*Task requirements*: Search the data below for "arrow"; list each line that holds it.
━━━━━ Items ━━━━━
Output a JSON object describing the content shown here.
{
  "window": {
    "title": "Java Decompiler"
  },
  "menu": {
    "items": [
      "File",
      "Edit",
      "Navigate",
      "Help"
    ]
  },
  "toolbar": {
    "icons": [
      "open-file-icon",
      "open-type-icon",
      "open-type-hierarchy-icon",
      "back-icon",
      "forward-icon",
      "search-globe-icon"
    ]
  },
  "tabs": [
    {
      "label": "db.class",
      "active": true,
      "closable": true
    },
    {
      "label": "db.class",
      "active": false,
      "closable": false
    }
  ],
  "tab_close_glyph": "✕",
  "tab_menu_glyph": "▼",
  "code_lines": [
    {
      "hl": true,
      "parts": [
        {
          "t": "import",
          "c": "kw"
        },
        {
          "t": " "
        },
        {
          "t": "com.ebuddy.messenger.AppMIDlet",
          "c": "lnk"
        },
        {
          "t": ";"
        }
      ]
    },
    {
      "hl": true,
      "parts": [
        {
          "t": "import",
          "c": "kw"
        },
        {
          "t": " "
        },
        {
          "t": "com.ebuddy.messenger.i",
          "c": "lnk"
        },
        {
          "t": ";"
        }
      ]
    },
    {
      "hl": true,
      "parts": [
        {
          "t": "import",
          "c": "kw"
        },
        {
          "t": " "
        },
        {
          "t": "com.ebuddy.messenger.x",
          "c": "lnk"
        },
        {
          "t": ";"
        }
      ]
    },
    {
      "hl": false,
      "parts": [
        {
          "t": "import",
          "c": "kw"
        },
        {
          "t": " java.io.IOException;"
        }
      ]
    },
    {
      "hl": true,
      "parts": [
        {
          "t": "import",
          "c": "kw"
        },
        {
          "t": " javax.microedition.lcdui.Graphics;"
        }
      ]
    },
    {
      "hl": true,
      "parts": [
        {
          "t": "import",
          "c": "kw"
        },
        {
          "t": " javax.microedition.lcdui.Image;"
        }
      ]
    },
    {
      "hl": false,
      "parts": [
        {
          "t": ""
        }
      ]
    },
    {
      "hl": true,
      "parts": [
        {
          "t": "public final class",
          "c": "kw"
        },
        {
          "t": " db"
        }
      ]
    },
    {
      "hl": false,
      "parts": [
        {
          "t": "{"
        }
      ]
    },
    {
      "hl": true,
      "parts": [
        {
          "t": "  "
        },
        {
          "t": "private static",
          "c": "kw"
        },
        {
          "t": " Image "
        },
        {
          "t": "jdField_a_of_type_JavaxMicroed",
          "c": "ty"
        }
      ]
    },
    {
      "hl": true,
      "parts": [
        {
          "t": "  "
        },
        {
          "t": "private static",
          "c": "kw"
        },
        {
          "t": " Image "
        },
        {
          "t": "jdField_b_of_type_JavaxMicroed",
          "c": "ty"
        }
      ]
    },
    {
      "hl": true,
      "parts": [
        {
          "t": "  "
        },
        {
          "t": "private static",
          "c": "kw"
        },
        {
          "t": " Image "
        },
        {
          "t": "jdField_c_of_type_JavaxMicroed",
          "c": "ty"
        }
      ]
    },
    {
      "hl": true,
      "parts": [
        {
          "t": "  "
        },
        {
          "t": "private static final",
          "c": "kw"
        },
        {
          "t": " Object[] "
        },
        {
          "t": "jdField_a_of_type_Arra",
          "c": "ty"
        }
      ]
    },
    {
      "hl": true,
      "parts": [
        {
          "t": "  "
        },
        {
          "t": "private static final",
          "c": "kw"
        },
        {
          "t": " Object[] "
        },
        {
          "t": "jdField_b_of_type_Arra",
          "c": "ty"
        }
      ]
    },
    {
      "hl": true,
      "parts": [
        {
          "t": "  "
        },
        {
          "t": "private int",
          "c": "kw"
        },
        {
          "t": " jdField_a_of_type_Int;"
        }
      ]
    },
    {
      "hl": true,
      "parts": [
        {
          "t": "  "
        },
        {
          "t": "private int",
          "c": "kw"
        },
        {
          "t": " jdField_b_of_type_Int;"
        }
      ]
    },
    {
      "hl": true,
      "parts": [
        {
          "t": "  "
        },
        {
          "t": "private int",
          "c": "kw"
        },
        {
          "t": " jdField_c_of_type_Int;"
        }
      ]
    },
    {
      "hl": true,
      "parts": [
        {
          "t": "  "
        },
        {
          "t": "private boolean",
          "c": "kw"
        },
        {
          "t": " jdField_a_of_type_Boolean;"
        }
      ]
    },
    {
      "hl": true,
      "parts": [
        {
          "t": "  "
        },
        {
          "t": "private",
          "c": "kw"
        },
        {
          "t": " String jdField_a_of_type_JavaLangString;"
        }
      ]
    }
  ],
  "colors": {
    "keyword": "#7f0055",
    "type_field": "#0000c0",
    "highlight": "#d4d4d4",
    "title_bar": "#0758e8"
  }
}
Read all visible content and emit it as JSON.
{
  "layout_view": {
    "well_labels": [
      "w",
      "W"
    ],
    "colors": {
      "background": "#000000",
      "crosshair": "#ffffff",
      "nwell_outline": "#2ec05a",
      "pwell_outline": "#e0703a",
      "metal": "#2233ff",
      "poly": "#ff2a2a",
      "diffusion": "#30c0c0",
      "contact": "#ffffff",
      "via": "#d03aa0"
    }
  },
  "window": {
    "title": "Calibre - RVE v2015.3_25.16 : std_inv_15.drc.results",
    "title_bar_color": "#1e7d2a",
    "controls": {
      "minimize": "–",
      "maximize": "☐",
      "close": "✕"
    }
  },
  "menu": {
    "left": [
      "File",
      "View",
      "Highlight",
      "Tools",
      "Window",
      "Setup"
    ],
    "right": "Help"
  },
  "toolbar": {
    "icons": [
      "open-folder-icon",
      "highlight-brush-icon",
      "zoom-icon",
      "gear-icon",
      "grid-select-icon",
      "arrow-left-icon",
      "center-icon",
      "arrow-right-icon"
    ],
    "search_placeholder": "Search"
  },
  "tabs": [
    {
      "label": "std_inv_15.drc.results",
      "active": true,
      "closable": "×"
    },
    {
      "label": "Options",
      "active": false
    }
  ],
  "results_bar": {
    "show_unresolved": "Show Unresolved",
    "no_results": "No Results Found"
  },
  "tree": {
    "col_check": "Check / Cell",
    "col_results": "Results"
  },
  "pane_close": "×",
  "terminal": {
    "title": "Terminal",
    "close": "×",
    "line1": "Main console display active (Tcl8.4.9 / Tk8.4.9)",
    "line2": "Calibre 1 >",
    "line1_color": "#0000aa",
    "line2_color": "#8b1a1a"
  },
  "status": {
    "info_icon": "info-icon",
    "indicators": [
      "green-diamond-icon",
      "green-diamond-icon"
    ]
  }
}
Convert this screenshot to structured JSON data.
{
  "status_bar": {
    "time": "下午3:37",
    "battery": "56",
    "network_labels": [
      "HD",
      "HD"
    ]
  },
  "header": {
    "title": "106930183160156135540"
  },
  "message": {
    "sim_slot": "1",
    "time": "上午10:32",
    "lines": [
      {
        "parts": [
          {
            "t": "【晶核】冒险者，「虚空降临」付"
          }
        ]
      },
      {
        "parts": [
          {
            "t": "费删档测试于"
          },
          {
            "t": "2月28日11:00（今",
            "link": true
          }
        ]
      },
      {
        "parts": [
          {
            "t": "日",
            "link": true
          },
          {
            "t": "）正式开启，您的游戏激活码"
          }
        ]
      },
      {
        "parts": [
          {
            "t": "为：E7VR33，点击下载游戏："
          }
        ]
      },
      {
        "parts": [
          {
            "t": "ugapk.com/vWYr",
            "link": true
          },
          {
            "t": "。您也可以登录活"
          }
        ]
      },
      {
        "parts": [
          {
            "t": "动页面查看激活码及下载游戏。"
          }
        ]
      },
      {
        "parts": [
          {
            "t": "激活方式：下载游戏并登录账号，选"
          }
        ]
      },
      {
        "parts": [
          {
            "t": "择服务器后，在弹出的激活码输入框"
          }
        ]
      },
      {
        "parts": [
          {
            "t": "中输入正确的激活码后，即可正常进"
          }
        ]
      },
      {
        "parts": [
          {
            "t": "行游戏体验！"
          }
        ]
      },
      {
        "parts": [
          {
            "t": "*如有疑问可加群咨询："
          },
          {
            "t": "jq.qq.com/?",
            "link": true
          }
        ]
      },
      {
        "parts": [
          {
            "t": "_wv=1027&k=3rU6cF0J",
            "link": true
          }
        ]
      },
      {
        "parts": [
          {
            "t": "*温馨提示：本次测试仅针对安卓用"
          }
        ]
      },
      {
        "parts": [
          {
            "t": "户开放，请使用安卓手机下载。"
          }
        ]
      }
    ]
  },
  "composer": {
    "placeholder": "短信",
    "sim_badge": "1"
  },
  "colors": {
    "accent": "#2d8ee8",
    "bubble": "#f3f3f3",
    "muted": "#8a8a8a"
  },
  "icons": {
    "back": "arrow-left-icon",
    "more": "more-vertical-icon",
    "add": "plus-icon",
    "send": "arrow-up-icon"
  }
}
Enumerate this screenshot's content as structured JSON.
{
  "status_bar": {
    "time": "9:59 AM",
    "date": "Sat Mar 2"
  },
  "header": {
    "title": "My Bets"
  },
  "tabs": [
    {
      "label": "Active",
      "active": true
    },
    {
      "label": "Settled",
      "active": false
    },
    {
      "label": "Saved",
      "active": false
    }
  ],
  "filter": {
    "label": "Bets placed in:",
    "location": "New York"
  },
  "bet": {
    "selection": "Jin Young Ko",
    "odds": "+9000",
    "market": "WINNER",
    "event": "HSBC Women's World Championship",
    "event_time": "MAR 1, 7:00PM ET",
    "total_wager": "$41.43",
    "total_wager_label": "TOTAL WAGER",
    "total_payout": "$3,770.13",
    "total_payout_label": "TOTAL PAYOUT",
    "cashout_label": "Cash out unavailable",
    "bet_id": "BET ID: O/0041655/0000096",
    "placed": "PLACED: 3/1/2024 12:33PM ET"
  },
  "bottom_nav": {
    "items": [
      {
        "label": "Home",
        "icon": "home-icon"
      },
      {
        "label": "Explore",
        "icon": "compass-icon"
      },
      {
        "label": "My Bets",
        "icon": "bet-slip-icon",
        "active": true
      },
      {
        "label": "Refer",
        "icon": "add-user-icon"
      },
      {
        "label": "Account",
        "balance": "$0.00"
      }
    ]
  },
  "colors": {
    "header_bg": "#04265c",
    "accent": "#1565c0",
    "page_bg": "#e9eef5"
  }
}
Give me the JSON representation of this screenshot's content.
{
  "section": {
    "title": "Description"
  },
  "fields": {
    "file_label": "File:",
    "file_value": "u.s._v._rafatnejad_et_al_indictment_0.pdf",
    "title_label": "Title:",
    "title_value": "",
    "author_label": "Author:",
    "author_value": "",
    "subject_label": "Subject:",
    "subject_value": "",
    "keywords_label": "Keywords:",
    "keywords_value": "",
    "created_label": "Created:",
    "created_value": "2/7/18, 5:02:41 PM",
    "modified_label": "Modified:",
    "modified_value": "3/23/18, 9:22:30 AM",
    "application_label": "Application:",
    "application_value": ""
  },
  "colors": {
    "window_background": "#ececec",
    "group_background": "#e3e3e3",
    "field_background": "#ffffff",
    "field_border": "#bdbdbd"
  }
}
━━━━━
*Answer below*:
      "arrow-left-icon",
      "arrow-right-icon"
    "back": "arrow-left-icon",
    "send": "arrow-up-icon"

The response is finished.